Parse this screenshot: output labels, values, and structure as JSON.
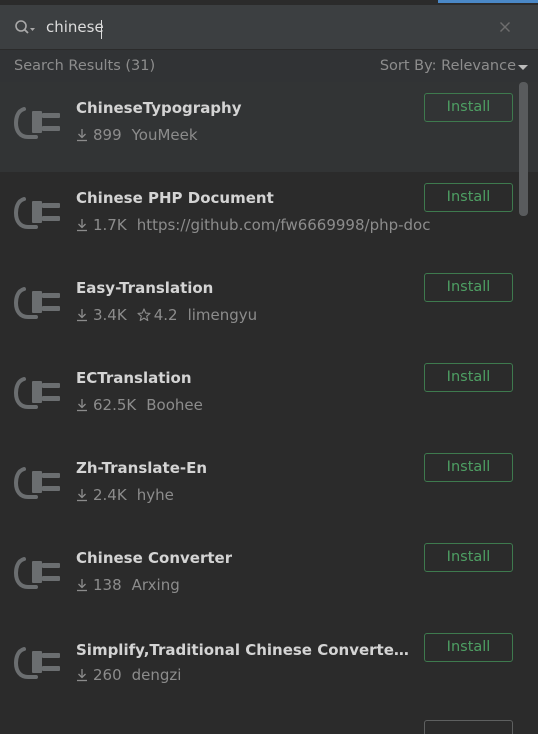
{
  "search": {
    "value": "chinese"
  },
  "results": {
    "count_label": "Search Results (31)",
    "sort_label": "Sort By: Relevance"
  },
  "plugins": [
    {
      "name": "ChineseTypography",
      "downloads": "899",
      "author": "YouMeek",
      "install_label": "Install"
    },
    {
      "name": "Chinese PHP Document",
      "downloads": "1.7K",
      "author": "https://github.com/fw6669998/php-doc",
      "install_label": "Install"
    },
    {
      "name": "Easy-Translation",
      "downloads": "3.4K",
      "rating": "4.2",
      "author": "limengyu",
      "install_label": "Install"
    },
    {
      "name": "ECTranslation",
      "downloads": "62.5K",
      "author": "Boohee",
      "install_label": "Install"
    },
    {
      "name": "Zh-Translate-En",
      "downloads": "2.4K",
      "author": "hyhe",
      "install_label": "Install"
    },
    {
      "name": "Chinese Converter",
      "downloads": "138",
      "author": "Arxing",
      "install_label": "Install"
    },
    {
      "name": "Simplify,Traditional Chinese Converter(简繁...",
      "downloads": "260",
      "author": "dengzi",
      "install_label": "Install"
    }
  ],
  "colors": {
    "background": "#2b2b2b",
    "install_accent": "#4e9e63",
    "scrollbar": "#595b5d"
  },
  "icons": {
    "search": "search-icon",
    "clear": "close-icon",
    "plugin": "plugin-plug-icon",
    "download": "download-icon",
    "rating": "star-icon",
    "sort": "chevron-down-icon"
  }
}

REQUIREMENTS
Quote all the lines above exactly as given. Do not include the pictures.

SOLUTION TO THIS EXERCISE
Parse this screenshot: output labels, values, and structure as JSON.
{
  "search": {
    "value": "chinese"
  },
  "results": {
    "count_label": "Search Results (31)",
    "sort_label": "Sort By: Relevance"
  },
  "plugins": [
    {
      "name": "ChineseTypography",
      "downloads": "899",
      "author": "YouMeek",
      "install_label": "Install"
    },
    {
      "name": "Chinese PHP Document",
      "downloads": "1.7K",
      "author": "https://github.com/fw6669998/php-doc",
      "install_label": "Install"
    },
    {
      "name": "Easy-Translation",
      "downloads": "3.4K",
      "rating": "4.2",
      "author": "limengyu",
      "install_label": "Install"
    },
    {
      "name": "ECTranslation",
      "downloads": "62.5K",
      "author": "Boohee",
      "install_label": "Install"
    },
    {
      "name": "Zh-Translate-En",
      "downloads": "2.4K",
      "author": "hyhe",
      "install_label": "Install"
    },
    {
      "name": "Chinese Converter",
      "downloads": "138",
      "author": "Arxing",
      "install_label": "Install"
    },
    {
      "name": "Simplify,Traditional Chinese Converter(简繁...",
      "downloads": "260",
      "author": "dengzi",
      "install_label": "Install"
    }
  ],
  "colors": {
    "background": "#2b2b2b",
    "install_accent": "#4e9e63",
    "scrollbar": "#595b5d"
  },
  "icons": {
    "search": "search-icon",
    "clear": "close-icon",
    "plugin": "plugin-plug-icon",
    "download": "download-icon",
    "rating": "star-icon",
    "sort": "chevron-down-icon"
  }
}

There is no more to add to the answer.